Directive - Track down the lines that contain "JSON" and copy them.
───── Records for processing
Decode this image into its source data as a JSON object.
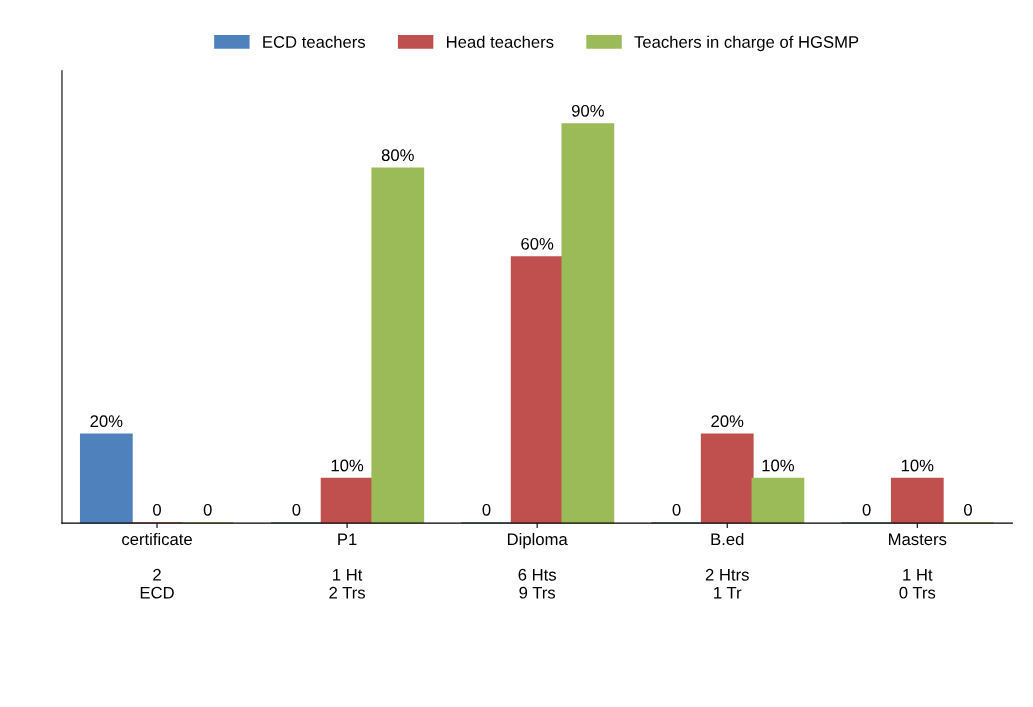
{
  "chart_data": {
    "type": "bar",
    "categories": [
      "certificate",
      "P1",
      "Diploma",
      "B.ed",
      "Masters"
    ],
    "series": [
      {
        "name": "ECD teachers",
        "color": "#4f81bd",
        "values": [
          20,
          0,
          0,
          0,
          0
        ],
        "value_labels": [
          "20%",
          "0",
          "0",
          "0",
          "0"
        ]
      },
      {
        "name": "Head teachers",
        "color": "#c0504d",
        "values": [
          0,
          10,
          60,
          20,
          10
        ],
        "value_labels": [
          "0",
          "10%",
          "60%",
          "20%",
          "10%"
        ]
      },
      {
        "name": "Teachers in charge of HGSMP",
        "color": "#9bbb59",
        "values": [
          0,
          80,
          90,
          10,
          0
        ],
        "value_labels": [
          "0",
          "80%",
          "90%",
          "10%",
          "0"
        ]
      }
    ],
    "annotations": [
      "2\nECD",
      "1 Ht\n2 Trs",
      "6 Hts\n9 Trs",
      "2 Htrs\n1 Tr",
      "1 Ht\n0 Trs"
    ],
    "tick_labels": "x",
    "legend": "top",
    "grid": false
  }
}
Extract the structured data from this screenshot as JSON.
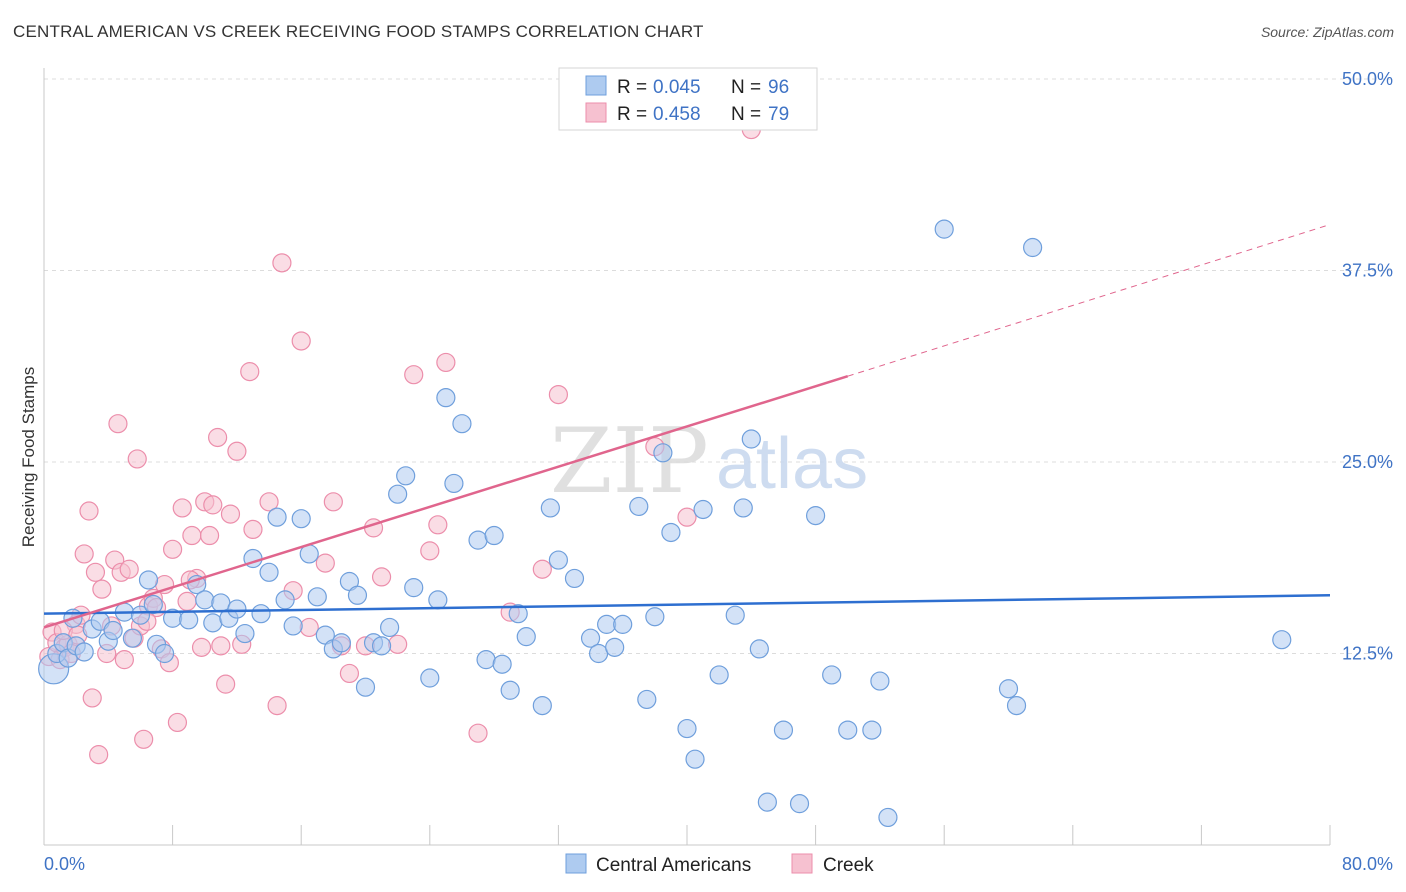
{
  "header": {
    "title": "CENTRAL AMERICAN VS CREEK RECEIVING FOOD STAMPS CORRELATION CHART",
    "source": "Source: ZipAtlas.com"
  },
  "legend": {
    "r_label": "R =",
    "n_label": "N =",
    "rows": [
      {
        "r": "0.045",
        "n": "96"
      },
      {
        "r": "0.458",
        "n": "79"
      }
    ]
  },
  "watermark": {
    "zip": "ZIP",
    "atlas": "atlas"
  },
  "bottom_legend": [
    "Central Americans",
    "Creek"
  ],
  "colors": {
    "blue_fill": "#aecbf0",
    "blue_stroke": "#6f9fdc",
    "blue_line": "#2e6fd0",
    "pink_fill": "#f6c1d0",
    "pink_stroke": "#ec8eab",
    "pink_line": "#e0658d",
    "axis_text": "#3f73c5"
  },
  "chart_data": {
    "type": "scatter",
    "title": "CENTRAL AMERICAN VS CREEK RECEIVING FOOD STAMPS CORRELATION CHART",
    "xlabel": "",
    "ylabel": "Receiving Food Stamps",
    "xlim": [
      0,
      80
    ],
    "ylim": [
      0,
      50
    ],
    "x_tick_labels": [
      "0.0%",
      "80.0%"
    ],
    "y_tick_labels": [
      "12.5%",
      "25.0%",
      "37.5%",
      "50.0%"
    ],
    "y_ticks": [
      12.5,
      25.0,
      37.5,
      50.0
    ],
    "grid": "horizontal dashed",
    "legend_position": "top-center",
    "series": [
      {
        "name": "Central Americans",
        "R": 0.045,
        "N": 96,
        "trend": {
          "x": [
            0,
            80
          ],
          "y": [
            15.1,
            16.3
          ]
        },
        "points": [
          [
            0.6,
            11.5
          ],
          [
            0.8,
            12.5
          ],
          [
            1.2,
            13.2
          ],
          [
            1.5,
            12.2
          ],
          [
            1.8,
            14.8
          ],
          [
            2.0,
            13.0
          ],
          [
            2.5,
            12.6
          ],
          [
            3.0,
            14.1
          ],
          [
            3.5,
            14.6
          ],
          [
            4.0,
            13.3
          ],
          [
            4.3,
            14.0
          ],
          [
            5.0,
            15.2
          ],
          [
            5.5,
            13.5
          ],
          [
            6.0,
            15.0
          ],
          [
            6.5,
            17.3
          ],
          [
            7.0,
            13.1
          ],
          [
            7.5,
            12.5
          ],
          [
            8.0,
            14.8
          ],
          [
            9.0,
            14.7
          ],
          [
            9.5,
            17.0
          ],
          [
            10.0,
            16.0
          ],
          [
            10.5,
            14.5
          ],
          [
            11.0,
            15.8
          ],
          [
            11.5,
            14.8
          ],
          [
            12.0,
            15.4
          ],
          [
            12.5,
            13.8
          ],
          [
            13.0,
            18.7
          ],
          [
            13.5,
            15.1
          ],
          [
            14.0,
            17.8
          ],
          [
            14.5,
            21.4
          ],
          [
            15.0,
            16.0
          ],
          [
            15.5,
            14.3
          ],
          [
            16.0,
            21.3
          ],
          [
            16.5,
            19.0
          ],
          [
            17.0,
            16.2
          ],
          [
            17.5,
            13.7
          ],
          [
            18.0,
            12.8
          ],
          [
            18.5,
            13.2
          ],
          [
            19.0,
            17.2
          ],
          [
            19.5,
            16.3
          ],
          [
            20.0,
            10.3
          ],
          [
            20.5,
            13.2
          ],
          [
            21.0,
            13.0
          ],
          [
            21.5,
            14.2
          ],
          [
            22.0,
            22.9
          ],
          [
            22.5,
            24.1
          ],
          [
            23.0,
            16.8
          ],
          [
            24.0,
            10.9
          ],
          [
            24.5,
            16.0
          ],
          [
            25.0,
            29.2
          ],
          [
            25.5,
            23.6
          ],
          [
            26.0,
            27.5
          ],
          [
            27.0,
            19.9
          ],
          [
            27.5,
            12.1
          ],
          [
            28.0,
            20.2
          ],
          [
            28.5,
            11.8
          ],
          [
            29.0,
            10.1
          ],
          [
            29.5,
            15.1
          ],
          [
            30.0,
            13.6
          ],
          [
            31.0,
            9.1
          ],
          [
            31.5,
            22.0
          ],
          [
            32.0,
            18.6
          ],
          [
            33.0,
            17.4
          ],
          [
            34.0,
            13.5
          ],
          [
            34.5,
            12.5
          ],
          [
            35.0,
            14.4
          ],
          [
            35.5,
            12.9
          ],
          [
            36.0,
            14.4
          ],
          [
            37.0,
            22.1
          ],
          [
            37.5,
            9.5
          ],
          [
            38.0,
            14.9
          ],
          [
            38.5,
            25.6
          ],
          [
            39.0,
            20.4
          ],
          [
            40.0,
            7.6
          ],
          [
            40.5,
            5.6
          ],
          [
            41.0,
            21.9
          ],
          [
            42.0,
            11.1
          ],
          [
            43.0,
            15.0
          ],
          [
            43.5,
            22.0
          ],
          [
            44.0,
            26.5
          ],
          [
            44.5,
            12.8
          ],
          [
            45.0,
            2.8
          ],
          [
            46.0,
            7.5
          ],
          [
            47.0,
            2.7
          ],
          [
            48.0,
            21.5
          ],
          [
            49.0,
            11.1
          ],
          [
            50.0,
            7.5
          ],
          [
            51.5,
            7.5
          ],
          [
            52.0,
            10.7
          ],
          [
            52.5,
            1.8
          ],
          [
            56.0,
            40.2
          ],
          [
            60.0,
            10.2
          ],
          [
            60.5,
            9.1
          ],
          [
            61.5,
            39.0
          ],
          [
            77.0,
            13.4
          ],
          [
            6.8,
            15.7
          ]
        ]
      },
      {
        "name": "Creek",
        "R": 0.458,
        "N": 79,
        "trend": {
          "x": [
            0,
            50
          ],
          "y": [
            14.2,
            30.6
          ]
        },
        "trend_dashed": {
          "x": [
            50,
            80
          ],
          "y": [
            30.6,
            40.5
          ]
        },
        "points": [
          [
            0.3,
            12.3
          ],
          [
            0.5,
            13.9
          ],
          [
            0.8,
            13.2
          ],
          [
            1.0,
            12.1
          ],
          [
            1.3,
            12.9
          ],
          [
            1.5,
            13.1
          ],
          [
            1.7,
            12.5
          ],
          [
            2.0,
            14.4
          ],
          [
            2.3,
            15.0
          ],
          [
            2.5,
            19.0
          ],
          [
            2.8,
            21.8
          ],
          [
            3.0,
            9.6
          ],
          [
            3.2,
            17.8
          ],
          [
            3.4,
            5.9
          ],
          [
            3.6,
            16.7
          ],
          [
            3.9,
            12.5
          ],
          [
            4.2,
            14.3
          ],
          [
            4.4,
            18.6
          ],
          [
            4.6,
            27.5
          ],
          [
            4.8,
            17.8
          ],
          [
            5.0,
            12.1
          ],
          [
            5.3,
            18.0
          ],
          [
            5.6,
            13.5
          ],
          [
            5.8,
            25.2
          ],
          [
            6.0,
            14.3
          ],
          [
            6.2,
            6.9
          ],
          [
            6.5,
            15.6
          ],
          [
            6.8,
            16.1
          ],
          [
            7.0,
            15.5
          ],
          [
            7.3,
            12.8
          ],
          [
            7.5,
            17.0
          ],
          [
            7.8,
            11.9
          ],
          [
            8.0,
            19.3
          ],
          [
            8.3,
            8.0
          ],
          [
            8.6,
            22.0
          ],
          [
            8.9,
            15.9
          ],
          [
            9.2,
            20.2
          ],
          [
            9.5,
            17.4
          ],
          [
            9.8,
            12.9
          ],
          [
            10.0,
            22.4
          ],
          [
            10.3,
            20.2
          ],
          [
            10.5,
            22.2
          ],
          [
            10.8,
            26.6
          ],
          [
            11.0,
            13.0
          ],
          [
            11.3,
            10.5
          ],
          [
            11.6,
            21.6
          ],
          [
            12.0,
            25.7
          ],
          [
            12.3,
            13.1
          ],
          [
            12.8,
            30.9
          ],
          [
            13.0,
            20.6
          ],
          [
            14.0,
            22.4
          ],
          [
            14.5,
            9.1
          ],
          [
            14.8,
            38.0
          ],
          [
            15.5,
            16.6
          ],
          [
            16.0,
            32.9
          ],
          [
            16.5,
            14.2
          ],
          [
            17.5,
            18.4
          ],
          [
            18.0,
            22.4
          ],
          [
            18.5,
            13.0
          ],
          [
            19.0,
            11.2
          ],
          [
            20.0,
            13.0
          ],
          [
            20.5,
            20.7
          ],
          [
            21.0,
            17.5
          ],
          [
            22.0,
            13.1
          ],
          [
            23.0,
            30.7
          ],
          [
            24.0,
            19.2
          ],
          [
            24.5,
            20.9
          ],
          [
            25.0,
            31.5
          ],
          [
            27.0,
            7.3
          ],
          [
            29.0,
            15.2
          ],
          [
            31.0,
            18.0
          ],
          [
            32.0,
            29.4
          ],
          [
            38.0,
            26.0
          ],
          [
            40.0,
            21.4
          ],
          [
            44.0,
            46.7
          ],
          [
            1.2,
            14.0
          ],
          [
            2.1,
            13.7
          ],
          [
            6.4,
            14.6
          ],
          [
            9.1,
            17.3
          ]
        ]
      }
    ]
  }
}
──────────
Written solution -
Decode this image into its source data as a JSON object.
Extract the structured data from this screenshot as JSON.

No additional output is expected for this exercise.